Below are the records; copy each line in them that holds the word "切外圆槽和车外圆".

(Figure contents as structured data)
--- start ---

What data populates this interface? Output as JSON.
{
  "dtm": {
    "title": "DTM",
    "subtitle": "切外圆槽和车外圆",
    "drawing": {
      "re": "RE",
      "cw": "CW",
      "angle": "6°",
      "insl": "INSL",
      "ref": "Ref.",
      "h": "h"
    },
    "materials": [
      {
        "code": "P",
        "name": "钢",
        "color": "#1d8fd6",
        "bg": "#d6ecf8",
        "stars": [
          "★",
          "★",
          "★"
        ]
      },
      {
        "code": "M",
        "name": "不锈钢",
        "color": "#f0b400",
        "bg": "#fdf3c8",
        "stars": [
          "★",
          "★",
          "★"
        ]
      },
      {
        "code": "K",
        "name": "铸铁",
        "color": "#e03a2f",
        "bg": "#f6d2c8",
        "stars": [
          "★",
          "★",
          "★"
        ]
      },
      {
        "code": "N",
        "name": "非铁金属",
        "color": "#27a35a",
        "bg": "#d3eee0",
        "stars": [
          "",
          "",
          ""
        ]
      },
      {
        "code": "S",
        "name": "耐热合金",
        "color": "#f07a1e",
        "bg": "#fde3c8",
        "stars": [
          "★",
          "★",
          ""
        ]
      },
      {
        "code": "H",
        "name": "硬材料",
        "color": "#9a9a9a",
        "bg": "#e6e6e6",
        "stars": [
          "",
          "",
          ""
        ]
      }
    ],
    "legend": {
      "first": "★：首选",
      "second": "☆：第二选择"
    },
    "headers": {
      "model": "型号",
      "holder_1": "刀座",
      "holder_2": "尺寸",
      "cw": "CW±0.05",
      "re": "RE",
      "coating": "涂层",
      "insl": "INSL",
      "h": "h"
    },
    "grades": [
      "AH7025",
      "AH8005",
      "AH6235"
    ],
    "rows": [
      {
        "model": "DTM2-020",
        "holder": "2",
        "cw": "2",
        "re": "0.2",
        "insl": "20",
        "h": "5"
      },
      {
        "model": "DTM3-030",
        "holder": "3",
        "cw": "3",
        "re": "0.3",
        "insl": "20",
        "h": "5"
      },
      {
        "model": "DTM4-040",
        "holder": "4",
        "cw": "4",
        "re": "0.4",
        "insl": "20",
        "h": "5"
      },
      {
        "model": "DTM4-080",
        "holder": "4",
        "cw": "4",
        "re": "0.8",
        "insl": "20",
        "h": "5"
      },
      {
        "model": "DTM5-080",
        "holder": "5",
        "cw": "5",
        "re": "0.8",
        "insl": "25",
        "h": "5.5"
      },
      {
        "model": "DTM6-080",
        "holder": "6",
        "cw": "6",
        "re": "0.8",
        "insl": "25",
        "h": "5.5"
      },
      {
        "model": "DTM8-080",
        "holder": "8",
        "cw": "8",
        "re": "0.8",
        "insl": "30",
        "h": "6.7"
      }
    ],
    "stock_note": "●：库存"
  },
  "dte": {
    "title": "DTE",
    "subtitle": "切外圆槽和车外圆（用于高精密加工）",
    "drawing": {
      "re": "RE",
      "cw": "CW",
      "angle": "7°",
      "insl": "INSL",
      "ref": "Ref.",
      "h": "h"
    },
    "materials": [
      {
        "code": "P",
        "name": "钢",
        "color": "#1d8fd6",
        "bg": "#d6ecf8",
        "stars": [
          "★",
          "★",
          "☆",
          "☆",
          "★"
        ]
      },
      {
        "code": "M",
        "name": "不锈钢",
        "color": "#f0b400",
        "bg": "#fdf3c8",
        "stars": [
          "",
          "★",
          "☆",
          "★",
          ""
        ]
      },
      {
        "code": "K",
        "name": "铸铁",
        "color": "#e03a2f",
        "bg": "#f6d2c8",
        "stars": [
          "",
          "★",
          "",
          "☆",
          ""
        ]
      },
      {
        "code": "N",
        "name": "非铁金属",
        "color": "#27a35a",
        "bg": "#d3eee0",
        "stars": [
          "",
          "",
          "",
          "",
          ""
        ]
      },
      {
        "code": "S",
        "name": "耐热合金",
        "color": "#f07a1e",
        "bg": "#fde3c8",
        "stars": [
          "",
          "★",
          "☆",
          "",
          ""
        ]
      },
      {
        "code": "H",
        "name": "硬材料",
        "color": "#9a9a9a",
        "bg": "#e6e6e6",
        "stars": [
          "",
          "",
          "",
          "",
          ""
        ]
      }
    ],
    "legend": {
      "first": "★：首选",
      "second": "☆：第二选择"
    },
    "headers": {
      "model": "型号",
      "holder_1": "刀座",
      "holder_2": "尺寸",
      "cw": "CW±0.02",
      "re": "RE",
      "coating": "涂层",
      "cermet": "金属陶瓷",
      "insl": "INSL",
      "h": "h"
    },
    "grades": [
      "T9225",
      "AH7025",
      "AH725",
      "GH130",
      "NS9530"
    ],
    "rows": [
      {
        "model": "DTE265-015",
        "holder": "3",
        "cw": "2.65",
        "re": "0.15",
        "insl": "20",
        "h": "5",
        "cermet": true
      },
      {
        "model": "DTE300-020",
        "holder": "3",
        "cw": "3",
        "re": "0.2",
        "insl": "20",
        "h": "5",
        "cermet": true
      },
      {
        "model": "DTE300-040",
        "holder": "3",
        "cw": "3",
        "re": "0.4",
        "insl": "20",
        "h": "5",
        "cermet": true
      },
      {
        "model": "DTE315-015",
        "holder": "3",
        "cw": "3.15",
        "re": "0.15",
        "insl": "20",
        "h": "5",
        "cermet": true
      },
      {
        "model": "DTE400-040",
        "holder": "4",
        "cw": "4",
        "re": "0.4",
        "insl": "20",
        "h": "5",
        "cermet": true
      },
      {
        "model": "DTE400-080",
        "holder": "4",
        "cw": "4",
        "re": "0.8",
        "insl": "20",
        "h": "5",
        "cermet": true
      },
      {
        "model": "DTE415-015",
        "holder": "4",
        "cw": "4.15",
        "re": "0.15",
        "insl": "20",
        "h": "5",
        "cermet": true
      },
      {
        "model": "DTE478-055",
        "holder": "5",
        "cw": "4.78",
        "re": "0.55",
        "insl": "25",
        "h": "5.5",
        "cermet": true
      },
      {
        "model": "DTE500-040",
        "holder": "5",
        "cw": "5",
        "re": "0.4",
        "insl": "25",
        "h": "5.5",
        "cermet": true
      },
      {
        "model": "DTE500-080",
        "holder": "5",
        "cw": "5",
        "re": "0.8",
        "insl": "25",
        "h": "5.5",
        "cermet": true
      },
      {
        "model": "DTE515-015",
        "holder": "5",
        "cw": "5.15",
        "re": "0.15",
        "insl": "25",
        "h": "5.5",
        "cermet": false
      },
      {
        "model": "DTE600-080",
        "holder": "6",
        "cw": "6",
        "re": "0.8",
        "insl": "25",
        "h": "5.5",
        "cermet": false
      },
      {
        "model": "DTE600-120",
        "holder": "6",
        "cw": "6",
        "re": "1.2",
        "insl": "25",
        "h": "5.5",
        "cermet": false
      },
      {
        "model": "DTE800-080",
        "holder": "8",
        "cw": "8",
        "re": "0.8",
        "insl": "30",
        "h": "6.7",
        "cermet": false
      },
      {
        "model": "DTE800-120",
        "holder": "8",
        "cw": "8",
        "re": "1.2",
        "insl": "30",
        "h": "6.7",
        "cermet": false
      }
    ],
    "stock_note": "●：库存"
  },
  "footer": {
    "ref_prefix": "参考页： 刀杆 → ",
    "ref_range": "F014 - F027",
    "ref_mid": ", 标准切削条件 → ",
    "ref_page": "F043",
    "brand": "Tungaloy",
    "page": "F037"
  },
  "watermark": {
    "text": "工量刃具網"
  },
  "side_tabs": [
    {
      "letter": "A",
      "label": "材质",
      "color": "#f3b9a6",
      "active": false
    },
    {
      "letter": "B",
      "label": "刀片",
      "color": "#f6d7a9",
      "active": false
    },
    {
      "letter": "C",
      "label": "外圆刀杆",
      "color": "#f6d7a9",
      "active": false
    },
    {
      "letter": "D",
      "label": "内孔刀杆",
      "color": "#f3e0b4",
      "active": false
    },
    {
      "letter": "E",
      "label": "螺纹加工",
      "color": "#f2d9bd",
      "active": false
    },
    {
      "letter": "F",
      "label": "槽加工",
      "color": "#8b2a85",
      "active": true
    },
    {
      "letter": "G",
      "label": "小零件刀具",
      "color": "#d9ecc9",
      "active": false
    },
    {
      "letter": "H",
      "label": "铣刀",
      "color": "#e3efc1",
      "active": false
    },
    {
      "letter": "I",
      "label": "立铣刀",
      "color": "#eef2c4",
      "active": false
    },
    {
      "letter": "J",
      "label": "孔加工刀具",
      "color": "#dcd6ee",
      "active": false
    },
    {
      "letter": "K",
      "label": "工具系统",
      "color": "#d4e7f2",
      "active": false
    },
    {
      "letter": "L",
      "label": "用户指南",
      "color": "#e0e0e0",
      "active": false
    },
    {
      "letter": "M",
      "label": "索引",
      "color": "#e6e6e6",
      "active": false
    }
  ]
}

--- end ---

■ **Expected answer**:
    "subtitle": "切外圆槽和车外圆",
    "subtitle": "切外圆槽和车外圆（用于高精密加工）",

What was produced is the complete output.